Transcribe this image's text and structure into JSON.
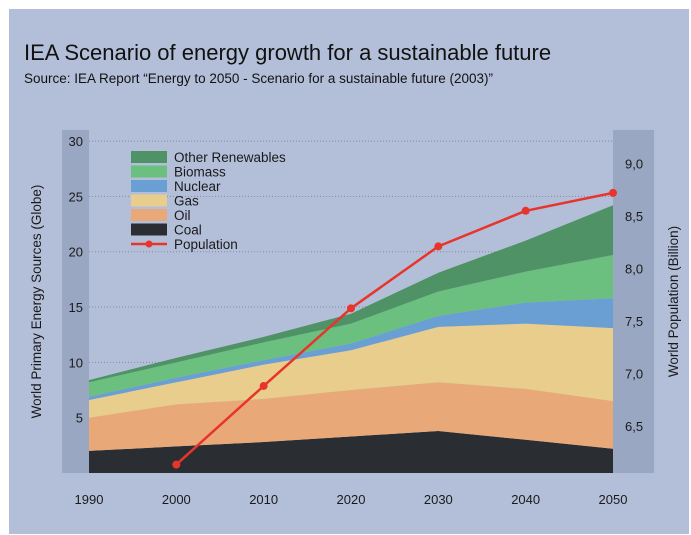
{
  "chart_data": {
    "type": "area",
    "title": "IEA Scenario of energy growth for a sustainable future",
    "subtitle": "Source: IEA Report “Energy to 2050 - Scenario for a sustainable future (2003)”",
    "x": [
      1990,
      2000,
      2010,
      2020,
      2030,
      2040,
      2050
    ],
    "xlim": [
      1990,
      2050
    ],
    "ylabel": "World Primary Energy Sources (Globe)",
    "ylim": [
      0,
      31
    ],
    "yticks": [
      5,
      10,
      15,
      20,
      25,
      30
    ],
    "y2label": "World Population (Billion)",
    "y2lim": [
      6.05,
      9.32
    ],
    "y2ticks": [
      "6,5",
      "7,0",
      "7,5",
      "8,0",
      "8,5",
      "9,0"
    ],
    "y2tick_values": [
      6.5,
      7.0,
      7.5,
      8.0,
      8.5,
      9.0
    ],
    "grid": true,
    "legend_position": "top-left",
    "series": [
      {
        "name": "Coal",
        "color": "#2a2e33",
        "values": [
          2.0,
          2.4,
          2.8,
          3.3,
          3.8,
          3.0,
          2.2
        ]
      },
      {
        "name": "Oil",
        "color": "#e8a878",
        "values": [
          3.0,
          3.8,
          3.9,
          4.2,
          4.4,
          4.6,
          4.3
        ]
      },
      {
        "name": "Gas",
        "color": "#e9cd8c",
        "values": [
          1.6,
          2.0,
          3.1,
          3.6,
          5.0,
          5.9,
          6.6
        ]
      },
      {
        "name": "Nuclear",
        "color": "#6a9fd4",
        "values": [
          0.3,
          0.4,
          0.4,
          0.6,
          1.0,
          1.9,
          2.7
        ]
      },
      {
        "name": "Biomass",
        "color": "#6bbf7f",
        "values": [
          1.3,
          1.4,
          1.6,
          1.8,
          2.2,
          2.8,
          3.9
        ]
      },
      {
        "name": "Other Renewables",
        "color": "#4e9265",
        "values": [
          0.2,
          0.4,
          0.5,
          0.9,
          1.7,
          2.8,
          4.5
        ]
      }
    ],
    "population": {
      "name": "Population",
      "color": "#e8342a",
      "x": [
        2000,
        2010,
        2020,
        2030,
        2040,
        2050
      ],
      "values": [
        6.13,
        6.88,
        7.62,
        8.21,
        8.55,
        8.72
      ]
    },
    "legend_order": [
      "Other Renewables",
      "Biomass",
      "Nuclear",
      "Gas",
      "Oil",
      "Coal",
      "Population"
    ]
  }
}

EXERCISE DIRECTIONS >> Review the preceding data and report every line that includes the string "color".

ANSWER TO THE TASK >>
        "color": "#2a2e33",
        "color": "#e8a878",
        "color": "#e9cd8c",
        "color": "#6a9fd4",
        "color": "#6bbf7f",
        "color": "#4e9265",
      "color": "#e8342a",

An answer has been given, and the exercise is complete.